PROBLEM TO WORK ON:
Omit any picture, and return the remaining data exactly as written.

MATERIAL PROVIDED:
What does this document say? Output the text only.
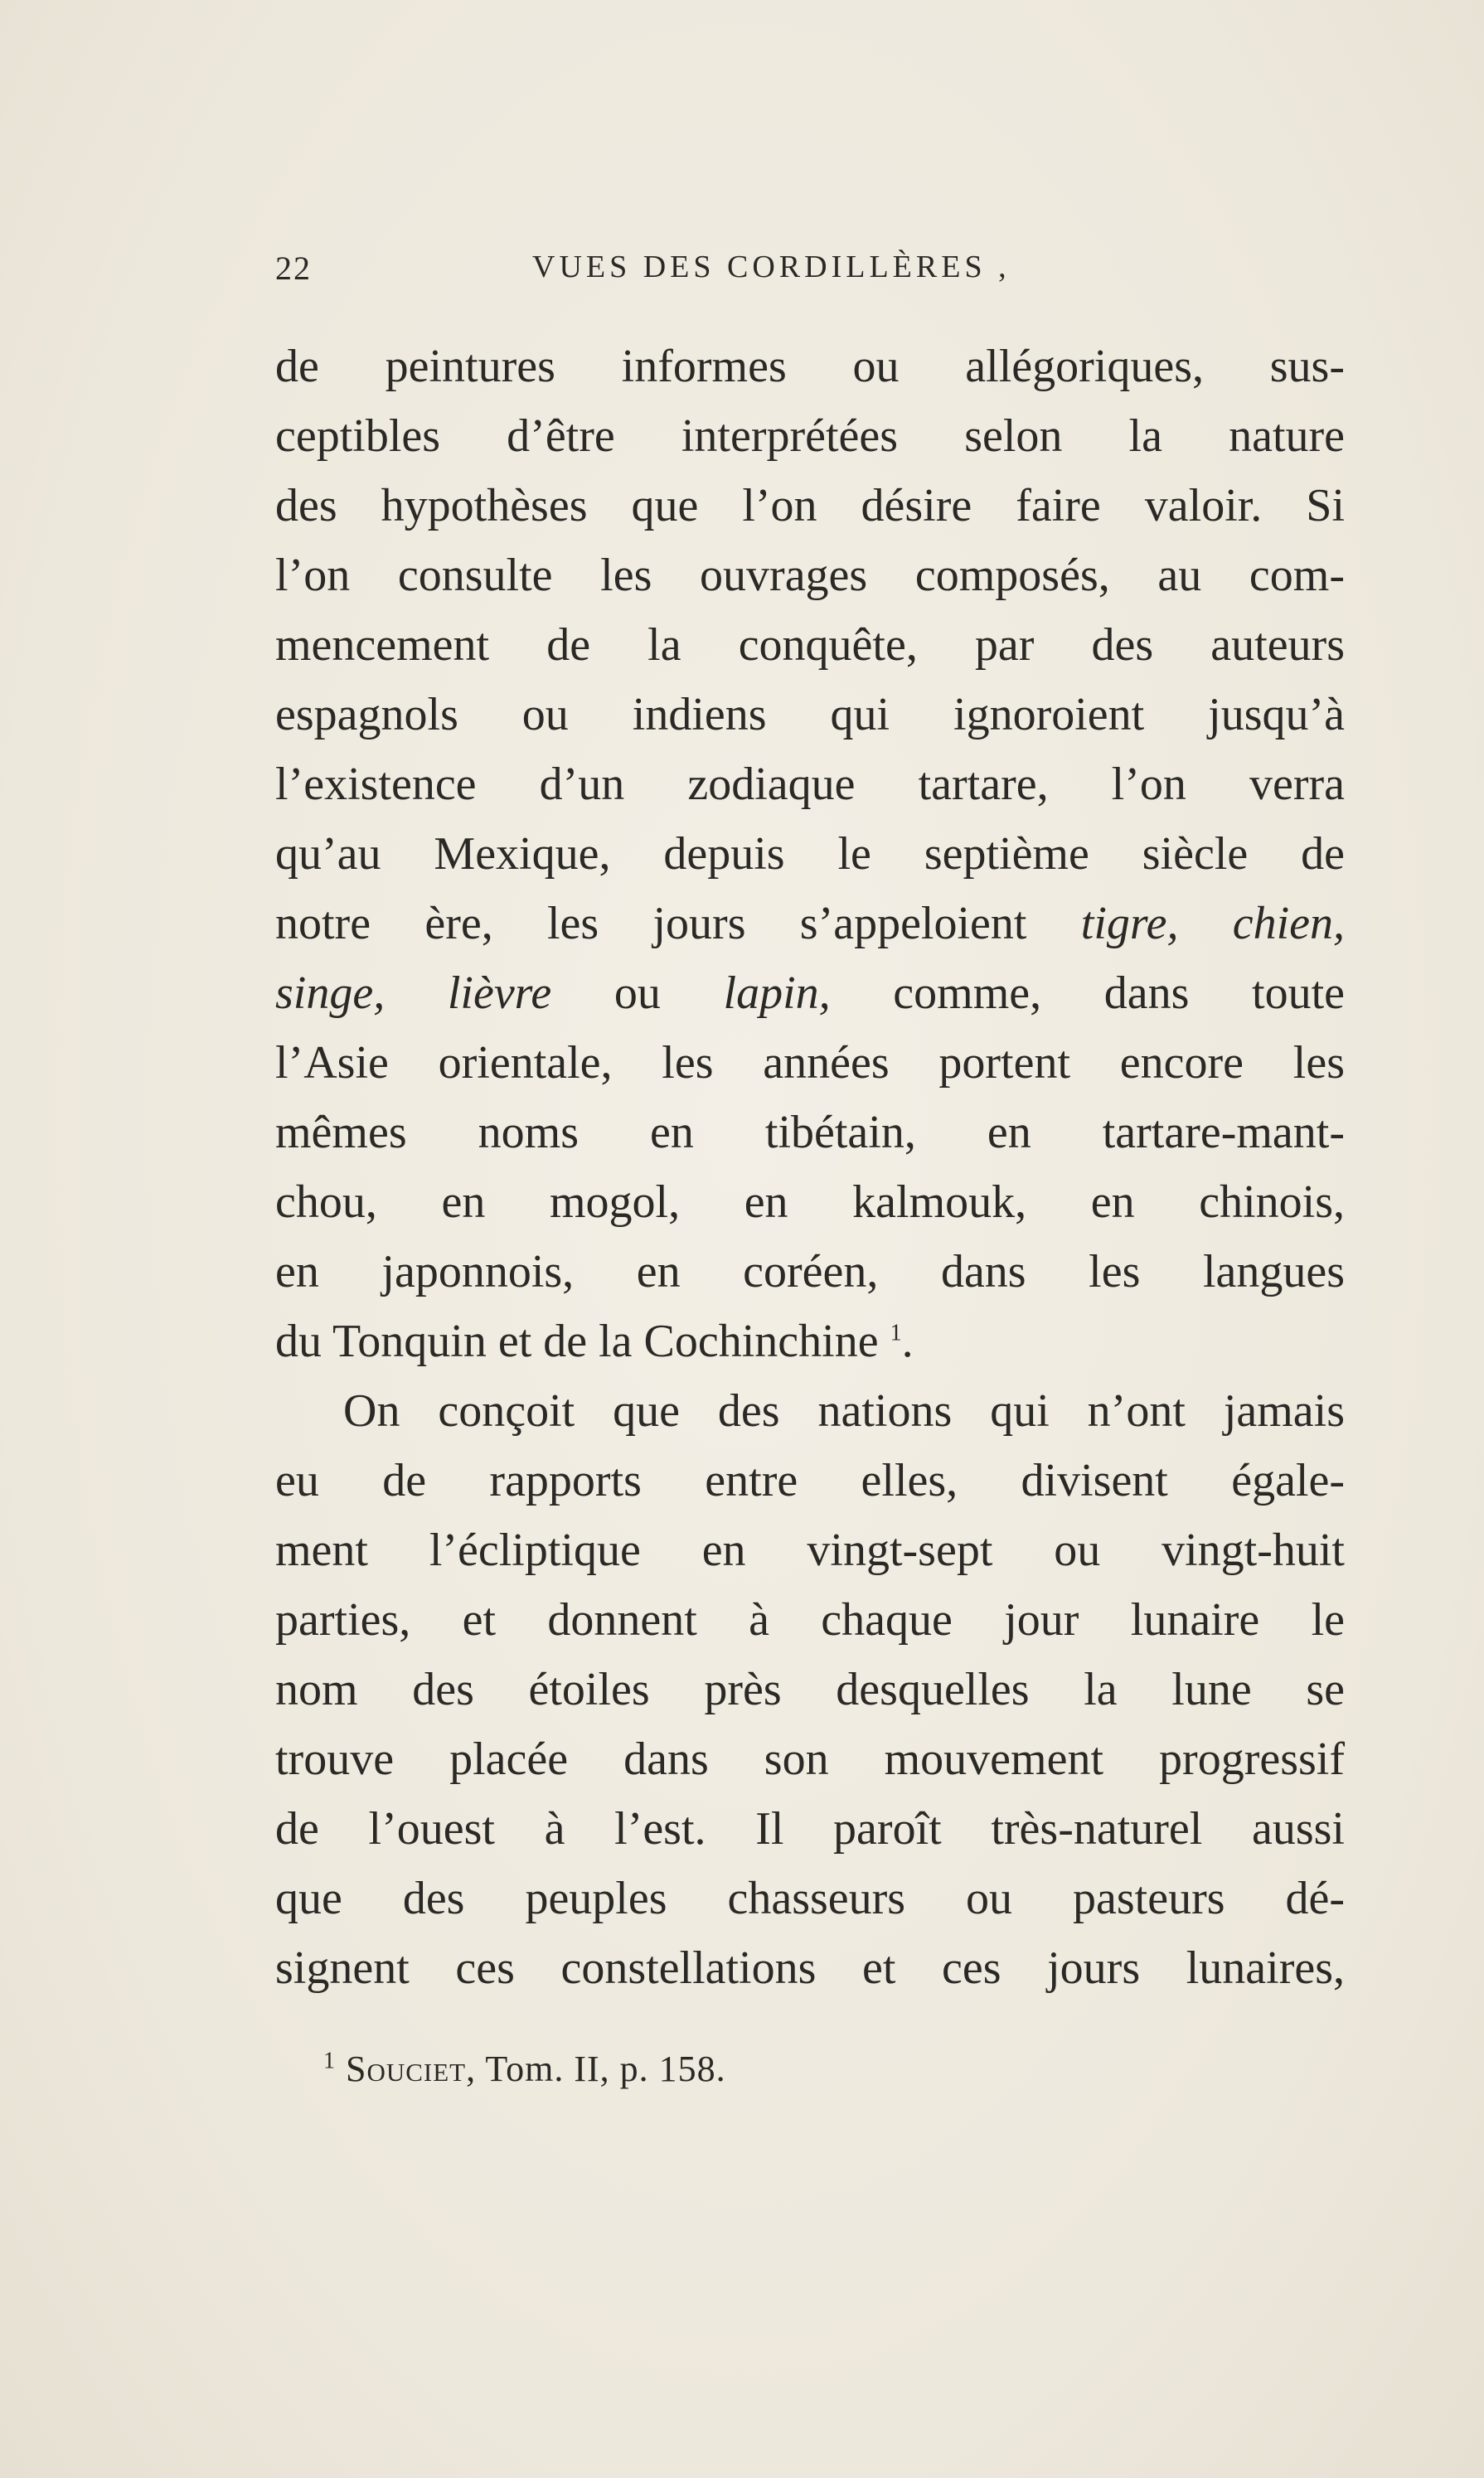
22	VUES DES CORDILLÈRES ,
de peintures informes ou allégoriques, sus-
ceptibles d’être interprétées selon la nature
des hypothèses que l’on désire faire valoir. Si
l’on consulte les ouvrages composés, au com-
mencement de la conquête, par des auteurs
espagnols ou indiens qui ignoroient jusqu’à
l’existence d’un zodiaque tartare, l’on verra
qu’au Mexique, depuis le septième siècle de
notre ère, les jours s’appeloient tigre, chien,
singe, lièvre ou lapin, comme, dans toute
l’Asie orientale, les années portent encore les
mêmes noms en tibétain, en tartare-mant-
chou, en mogol, en kalmouk, en chinois,
en japonnois, en coréen, dans les langues
du Tonquin et de la Cochinchine $^1$.
On conçoit que des nations qui n’ont jamais
eu de rapports entre elles, divisent égale-
ment l’écliptique en vingt-sept ou vingt-huit
parties, et donnent à chaque jour lunaire le
nom des étoiles près desquelles la lune se
trouve placée dans son mouvement progressif
de l’ouest à l’est. Il paroît très-naturel aussi
que des peuples chasseurs ou pasteurs dé-
signent ces constellations et ces jours lunaires,
$^1$ Souciet, Tom. II, p. 158.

TASK RESPONSE:
What does this document say? Output the text only.
22	VUES DES CORDILLÈRES ,
de peintures informes ou allégoriques, sus-
ceptibles d’être interprétées selon la nature
des hypothèses que l’on désire faire valoir. Si
l’on consulte les ouvrages composés, au com-
mencement de la conquête, par des auteurs
espagnols ou indiens qui ignoroient jusqu’à
l’existence d’un zodiaque tartare, l’on verra
qu’au Mexique, depuis le septième siècle de
notre ère, les jours s’appeloient tigre, chien,
singe, lièvre ou lapin, comme, dans toute
l’Asie orientale, les années portent encore les
mêmes noms en tibétain, en tartare-mant-
chou, en mogol, en kalmouk, en chinois,
en japonnois, en coréen, dans les langues
du Tonquin et de la Cochinchine $^1$.
On conçoit que des nations qui n’ont jamais
eu de rapports entre elles, divisent égale-
ment l’écliptique en vingt-sept ou vingt-huit
parties, et donnent à chaque jour lunaire le
nom des étoiles près desquelles la lune se
trouve placée dans son mouvement progressif
de l’ouest à l’est. Il paroît très-naturel aussi
que des peuples chasseurs ou pasteurs dé-
signent ces constellations et ces jours lunaires,
$^1$ Souciet, Tom. II, p. 158.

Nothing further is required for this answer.